* TASK GOAL
All lines in the records that carry the string "Physicians" are to be shown.

* Entries taken from a collection
* * *

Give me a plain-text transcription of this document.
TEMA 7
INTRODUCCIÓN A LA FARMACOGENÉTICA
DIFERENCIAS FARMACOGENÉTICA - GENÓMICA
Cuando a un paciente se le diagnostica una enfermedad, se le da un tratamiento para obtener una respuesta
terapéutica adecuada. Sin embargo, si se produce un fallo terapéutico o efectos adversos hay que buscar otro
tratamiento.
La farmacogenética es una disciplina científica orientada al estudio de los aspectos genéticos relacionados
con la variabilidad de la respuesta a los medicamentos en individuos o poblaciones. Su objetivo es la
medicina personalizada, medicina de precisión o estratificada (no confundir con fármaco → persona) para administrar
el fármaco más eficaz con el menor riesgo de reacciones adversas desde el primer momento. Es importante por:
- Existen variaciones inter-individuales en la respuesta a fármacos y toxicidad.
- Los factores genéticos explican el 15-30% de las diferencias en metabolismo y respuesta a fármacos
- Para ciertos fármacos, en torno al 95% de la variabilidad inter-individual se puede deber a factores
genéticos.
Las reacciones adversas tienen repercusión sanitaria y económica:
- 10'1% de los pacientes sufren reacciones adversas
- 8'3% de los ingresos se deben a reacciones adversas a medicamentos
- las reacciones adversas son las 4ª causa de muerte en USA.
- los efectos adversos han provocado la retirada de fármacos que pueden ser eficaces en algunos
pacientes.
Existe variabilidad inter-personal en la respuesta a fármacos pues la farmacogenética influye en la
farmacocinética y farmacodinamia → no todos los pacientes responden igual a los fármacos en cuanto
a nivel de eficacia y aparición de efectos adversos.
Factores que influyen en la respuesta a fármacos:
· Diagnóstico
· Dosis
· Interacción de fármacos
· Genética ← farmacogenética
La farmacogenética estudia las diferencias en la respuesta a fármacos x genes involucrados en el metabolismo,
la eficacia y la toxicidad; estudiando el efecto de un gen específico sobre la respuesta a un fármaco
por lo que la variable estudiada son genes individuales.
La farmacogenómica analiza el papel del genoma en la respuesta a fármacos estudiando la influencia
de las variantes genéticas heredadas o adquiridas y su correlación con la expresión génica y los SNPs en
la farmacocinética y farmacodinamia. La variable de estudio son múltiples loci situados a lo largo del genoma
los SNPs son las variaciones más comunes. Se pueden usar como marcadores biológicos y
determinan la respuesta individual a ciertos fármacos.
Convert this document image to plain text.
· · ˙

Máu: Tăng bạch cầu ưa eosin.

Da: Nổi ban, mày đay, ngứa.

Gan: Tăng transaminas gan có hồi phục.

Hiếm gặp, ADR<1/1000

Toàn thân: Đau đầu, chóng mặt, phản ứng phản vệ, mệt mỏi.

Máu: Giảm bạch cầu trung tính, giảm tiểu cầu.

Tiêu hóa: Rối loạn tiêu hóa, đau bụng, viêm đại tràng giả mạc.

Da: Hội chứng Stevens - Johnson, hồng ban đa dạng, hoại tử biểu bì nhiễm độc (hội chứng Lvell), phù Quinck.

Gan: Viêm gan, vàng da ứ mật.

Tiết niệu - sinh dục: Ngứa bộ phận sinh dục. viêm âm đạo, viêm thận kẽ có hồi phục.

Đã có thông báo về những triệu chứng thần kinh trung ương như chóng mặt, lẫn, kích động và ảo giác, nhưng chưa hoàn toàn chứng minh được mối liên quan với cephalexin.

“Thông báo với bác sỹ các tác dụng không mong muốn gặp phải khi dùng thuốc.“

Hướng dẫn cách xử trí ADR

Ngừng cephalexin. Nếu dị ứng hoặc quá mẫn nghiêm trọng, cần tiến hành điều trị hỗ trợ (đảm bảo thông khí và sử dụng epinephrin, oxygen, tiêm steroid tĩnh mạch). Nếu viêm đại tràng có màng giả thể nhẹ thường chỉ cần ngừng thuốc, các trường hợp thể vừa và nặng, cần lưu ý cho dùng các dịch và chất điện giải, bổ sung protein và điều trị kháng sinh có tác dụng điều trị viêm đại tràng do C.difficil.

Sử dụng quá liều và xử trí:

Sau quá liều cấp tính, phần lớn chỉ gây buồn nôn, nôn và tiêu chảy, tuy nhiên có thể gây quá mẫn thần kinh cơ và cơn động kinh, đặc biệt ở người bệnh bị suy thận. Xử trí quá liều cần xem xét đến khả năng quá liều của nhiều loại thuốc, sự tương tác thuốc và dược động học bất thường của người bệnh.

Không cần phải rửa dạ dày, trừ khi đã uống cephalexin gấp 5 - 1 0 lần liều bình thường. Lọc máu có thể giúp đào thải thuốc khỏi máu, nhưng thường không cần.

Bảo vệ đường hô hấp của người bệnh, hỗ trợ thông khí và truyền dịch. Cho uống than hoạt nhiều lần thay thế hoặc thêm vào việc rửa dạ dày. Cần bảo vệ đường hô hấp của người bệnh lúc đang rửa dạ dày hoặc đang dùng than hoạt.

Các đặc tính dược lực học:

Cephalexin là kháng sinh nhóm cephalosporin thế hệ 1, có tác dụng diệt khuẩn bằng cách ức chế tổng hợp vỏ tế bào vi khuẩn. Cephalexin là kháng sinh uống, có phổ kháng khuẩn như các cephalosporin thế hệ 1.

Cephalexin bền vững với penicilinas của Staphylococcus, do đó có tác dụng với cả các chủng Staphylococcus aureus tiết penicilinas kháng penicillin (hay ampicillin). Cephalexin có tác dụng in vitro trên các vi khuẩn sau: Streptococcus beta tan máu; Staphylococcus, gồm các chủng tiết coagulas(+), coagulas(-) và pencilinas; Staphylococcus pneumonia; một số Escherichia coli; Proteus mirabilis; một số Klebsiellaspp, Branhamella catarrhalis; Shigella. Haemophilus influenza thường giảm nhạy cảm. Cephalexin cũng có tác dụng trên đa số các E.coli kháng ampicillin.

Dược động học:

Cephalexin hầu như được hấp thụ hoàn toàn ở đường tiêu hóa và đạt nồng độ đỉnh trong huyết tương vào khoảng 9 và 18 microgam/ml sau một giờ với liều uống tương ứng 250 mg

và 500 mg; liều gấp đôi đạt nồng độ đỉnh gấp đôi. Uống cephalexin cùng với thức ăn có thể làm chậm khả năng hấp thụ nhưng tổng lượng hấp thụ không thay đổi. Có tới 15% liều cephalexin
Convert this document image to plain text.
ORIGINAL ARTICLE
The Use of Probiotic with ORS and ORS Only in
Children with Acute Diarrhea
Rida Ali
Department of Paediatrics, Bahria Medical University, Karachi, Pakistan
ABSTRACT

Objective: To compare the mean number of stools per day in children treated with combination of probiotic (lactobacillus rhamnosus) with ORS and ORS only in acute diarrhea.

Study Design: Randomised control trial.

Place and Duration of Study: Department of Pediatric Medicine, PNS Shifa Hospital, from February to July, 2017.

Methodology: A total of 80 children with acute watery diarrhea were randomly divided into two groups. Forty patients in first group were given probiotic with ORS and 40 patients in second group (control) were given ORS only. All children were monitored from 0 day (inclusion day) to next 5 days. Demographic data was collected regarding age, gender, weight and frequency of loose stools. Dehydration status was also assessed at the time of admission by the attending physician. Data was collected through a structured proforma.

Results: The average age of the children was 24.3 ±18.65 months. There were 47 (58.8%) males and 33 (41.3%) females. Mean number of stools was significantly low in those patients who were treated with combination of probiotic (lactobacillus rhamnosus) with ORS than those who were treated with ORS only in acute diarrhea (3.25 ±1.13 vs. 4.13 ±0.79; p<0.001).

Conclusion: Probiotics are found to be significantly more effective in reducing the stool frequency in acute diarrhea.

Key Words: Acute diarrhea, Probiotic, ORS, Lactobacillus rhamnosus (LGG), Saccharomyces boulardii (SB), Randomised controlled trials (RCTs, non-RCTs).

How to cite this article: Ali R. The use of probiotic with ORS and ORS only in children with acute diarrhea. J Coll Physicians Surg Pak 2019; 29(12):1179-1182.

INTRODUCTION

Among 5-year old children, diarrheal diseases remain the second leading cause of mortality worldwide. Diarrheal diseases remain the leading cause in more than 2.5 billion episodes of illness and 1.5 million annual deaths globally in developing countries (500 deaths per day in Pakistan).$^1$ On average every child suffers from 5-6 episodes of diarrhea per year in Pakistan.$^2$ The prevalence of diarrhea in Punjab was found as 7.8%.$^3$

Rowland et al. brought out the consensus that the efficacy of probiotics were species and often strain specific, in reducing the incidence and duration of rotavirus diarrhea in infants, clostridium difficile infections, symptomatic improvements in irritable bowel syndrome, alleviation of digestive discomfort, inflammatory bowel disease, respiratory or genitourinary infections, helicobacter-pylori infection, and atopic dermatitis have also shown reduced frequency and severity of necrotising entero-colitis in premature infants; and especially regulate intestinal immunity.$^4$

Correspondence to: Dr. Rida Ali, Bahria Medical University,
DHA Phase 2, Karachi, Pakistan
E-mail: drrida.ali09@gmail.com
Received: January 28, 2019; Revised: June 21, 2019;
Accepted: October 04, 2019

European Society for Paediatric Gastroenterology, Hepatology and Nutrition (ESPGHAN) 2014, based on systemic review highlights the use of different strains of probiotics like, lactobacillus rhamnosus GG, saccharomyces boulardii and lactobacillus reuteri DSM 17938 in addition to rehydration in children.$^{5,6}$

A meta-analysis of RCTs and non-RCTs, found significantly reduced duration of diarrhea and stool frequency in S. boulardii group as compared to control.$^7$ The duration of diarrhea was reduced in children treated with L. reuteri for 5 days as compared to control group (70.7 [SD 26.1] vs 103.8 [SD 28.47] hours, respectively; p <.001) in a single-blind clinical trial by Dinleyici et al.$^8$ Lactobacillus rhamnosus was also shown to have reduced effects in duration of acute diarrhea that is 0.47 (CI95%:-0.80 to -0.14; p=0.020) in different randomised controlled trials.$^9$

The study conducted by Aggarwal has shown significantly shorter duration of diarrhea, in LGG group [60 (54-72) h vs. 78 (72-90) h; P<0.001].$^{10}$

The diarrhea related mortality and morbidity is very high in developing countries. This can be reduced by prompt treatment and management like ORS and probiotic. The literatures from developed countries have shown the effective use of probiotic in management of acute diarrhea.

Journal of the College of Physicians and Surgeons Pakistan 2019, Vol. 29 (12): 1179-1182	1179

* * *

* TASK SOLUTION
How to cite this article: Ali R. The use of probiotic with ORS and ORS only in children with acute diarrhea. J Coll Physicians Surg Pak 2019; 29(12):1179-1182.
Journal of the College of Physicians and Surgeons Pakistan 2019, Vol. 29 (12): 1179-1182	1179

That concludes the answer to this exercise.